Written instruction:
Every line that holds the string "상수리나무" is to be identified and copied.

......

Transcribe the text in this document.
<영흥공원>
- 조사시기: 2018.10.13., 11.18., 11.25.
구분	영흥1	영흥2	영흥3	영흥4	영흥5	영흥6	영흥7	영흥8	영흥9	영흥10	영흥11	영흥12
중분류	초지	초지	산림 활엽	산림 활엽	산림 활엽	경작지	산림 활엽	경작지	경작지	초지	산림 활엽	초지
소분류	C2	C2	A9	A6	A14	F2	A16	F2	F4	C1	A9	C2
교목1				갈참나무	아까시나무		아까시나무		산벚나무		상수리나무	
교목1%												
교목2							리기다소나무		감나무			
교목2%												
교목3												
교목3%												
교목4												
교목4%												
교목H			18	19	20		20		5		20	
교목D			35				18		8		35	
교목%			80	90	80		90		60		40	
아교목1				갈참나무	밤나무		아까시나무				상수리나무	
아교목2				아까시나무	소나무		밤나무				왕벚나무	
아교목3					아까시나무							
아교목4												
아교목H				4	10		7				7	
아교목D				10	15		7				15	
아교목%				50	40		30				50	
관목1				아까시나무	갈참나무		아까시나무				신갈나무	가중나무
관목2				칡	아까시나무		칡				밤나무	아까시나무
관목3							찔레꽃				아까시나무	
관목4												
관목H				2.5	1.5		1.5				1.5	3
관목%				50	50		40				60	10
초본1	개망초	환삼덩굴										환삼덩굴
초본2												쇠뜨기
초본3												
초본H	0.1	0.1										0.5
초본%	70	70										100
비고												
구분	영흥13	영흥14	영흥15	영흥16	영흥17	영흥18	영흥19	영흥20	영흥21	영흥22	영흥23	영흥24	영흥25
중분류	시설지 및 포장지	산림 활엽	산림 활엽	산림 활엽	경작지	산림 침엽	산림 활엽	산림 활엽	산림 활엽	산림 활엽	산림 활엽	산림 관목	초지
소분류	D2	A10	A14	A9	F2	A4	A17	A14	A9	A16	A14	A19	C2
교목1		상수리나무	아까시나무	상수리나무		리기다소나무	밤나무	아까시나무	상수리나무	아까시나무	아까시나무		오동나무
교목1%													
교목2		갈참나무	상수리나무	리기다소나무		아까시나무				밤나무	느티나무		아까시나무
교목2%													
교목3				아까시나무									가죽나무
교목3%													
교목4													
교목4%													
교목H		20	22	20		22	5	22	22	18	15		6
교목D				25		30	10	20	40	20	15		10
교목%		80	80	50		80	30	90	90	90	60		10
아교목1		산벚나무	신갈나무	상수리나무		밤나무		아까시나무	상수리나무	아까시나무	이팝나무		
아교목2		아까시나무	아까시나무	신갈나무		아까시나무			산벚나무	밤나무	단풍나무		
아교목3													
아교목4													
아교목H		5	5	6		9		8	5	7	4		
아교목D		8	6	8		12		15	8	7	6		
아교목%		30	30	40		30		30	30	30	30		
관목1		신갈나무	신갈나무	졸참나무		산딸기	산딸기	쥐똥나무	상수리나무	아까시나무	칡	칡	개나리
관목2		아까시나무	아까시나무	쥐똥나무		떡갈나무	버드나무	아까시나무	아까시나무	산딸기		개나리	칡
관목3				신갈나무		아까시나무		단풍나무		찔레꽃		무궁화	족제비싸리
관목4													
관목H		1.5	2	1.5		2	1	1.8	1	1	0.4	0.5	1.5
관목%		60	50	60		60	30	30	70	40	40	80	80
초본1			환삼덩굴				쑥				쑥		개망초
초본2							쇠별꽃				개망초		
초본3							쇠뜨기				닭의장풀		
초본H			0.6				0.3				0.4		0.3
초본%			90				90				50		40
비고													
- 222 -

......

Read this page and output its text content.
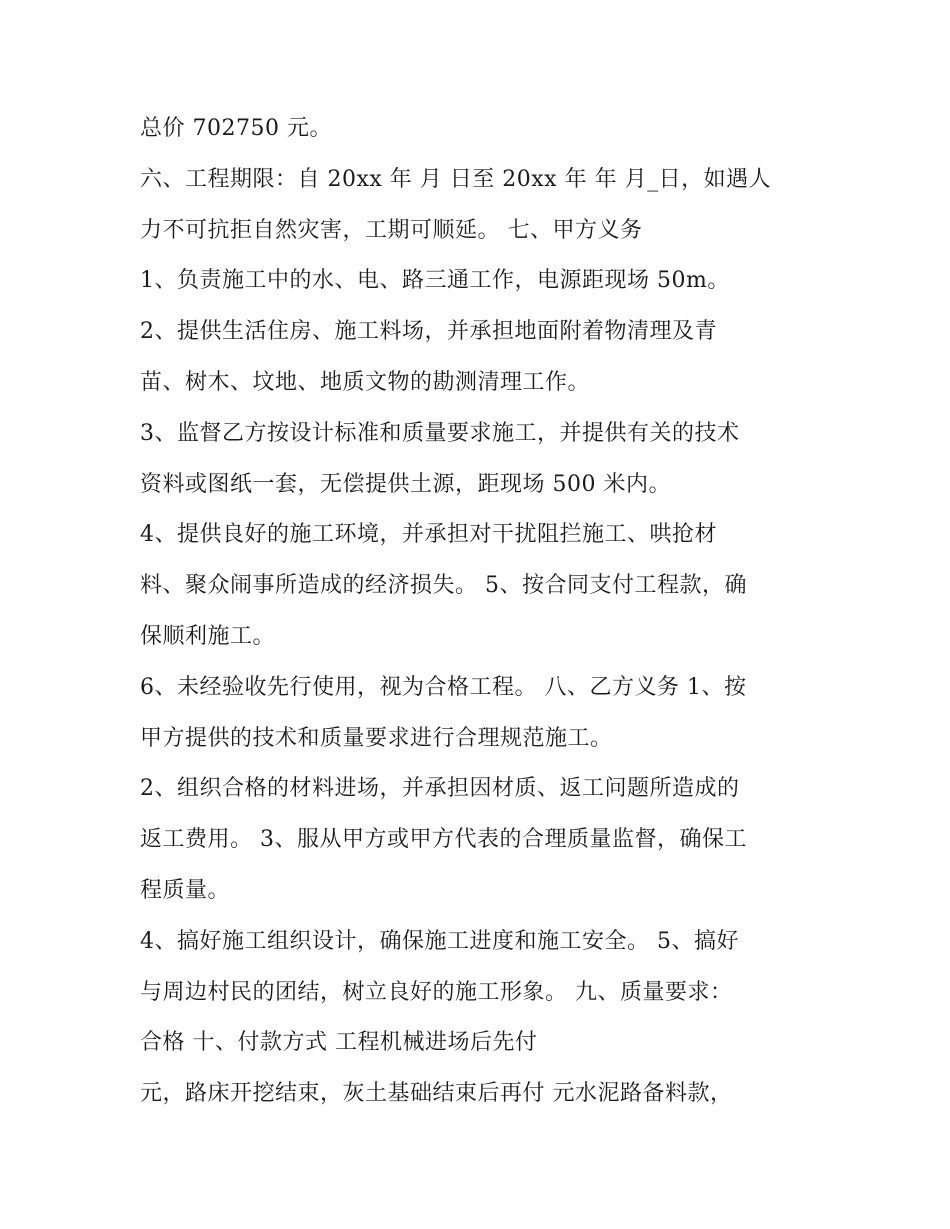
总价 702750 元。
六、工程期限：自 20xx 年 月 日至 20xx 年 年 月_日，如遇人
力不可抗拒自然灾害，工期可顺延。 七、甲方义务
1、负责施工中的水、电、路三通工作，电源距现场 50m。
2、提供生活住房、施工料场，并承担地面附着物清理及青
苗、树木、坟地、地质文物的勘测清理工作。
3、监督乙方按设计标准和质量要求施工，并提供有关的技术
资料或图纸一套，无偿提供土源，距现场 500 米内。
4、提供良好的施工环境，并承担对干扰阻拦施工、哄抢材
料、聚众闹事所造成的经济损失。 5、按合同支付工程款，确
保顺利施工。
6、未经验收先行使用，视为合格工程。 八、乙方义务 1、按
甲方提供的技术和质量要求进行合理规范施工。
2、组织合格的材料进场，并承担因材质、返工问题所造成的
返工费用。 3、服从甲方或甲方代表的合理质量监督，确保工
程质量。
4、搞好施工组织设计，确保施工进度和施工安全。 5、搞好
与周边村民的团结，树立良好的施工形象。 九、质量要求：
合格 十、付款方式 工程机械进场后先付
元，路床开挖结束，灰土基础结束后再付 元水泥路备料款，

......

Result of this exercise:
교목1				갈참나무	아까시나무		아까시나무		산벚나무		상수리나무	
아교목1				갈참나무	밤나무		아까시나무				상수리나무	
교목1		상수리나무	아까시나무	상수리나무		리기다소나무	밤나무	아까시나무	상수리나무	아까시나무	아까시나무		오동나무
교목2		갈참나무	상수리나무	리기다소나무		아까시나무				밤나무	느티나무		아까시나무
아교목1		산벚나무	신갈나무	상수리나무		밤나무		아까시나무	상수리나무	아까시나무	이팝나무		
관목1		신갈나무	신갈나무	졸참나무		산딸기	산딸기	쥐똥나무	상수리나무	아까시나무	칡	칡	개나리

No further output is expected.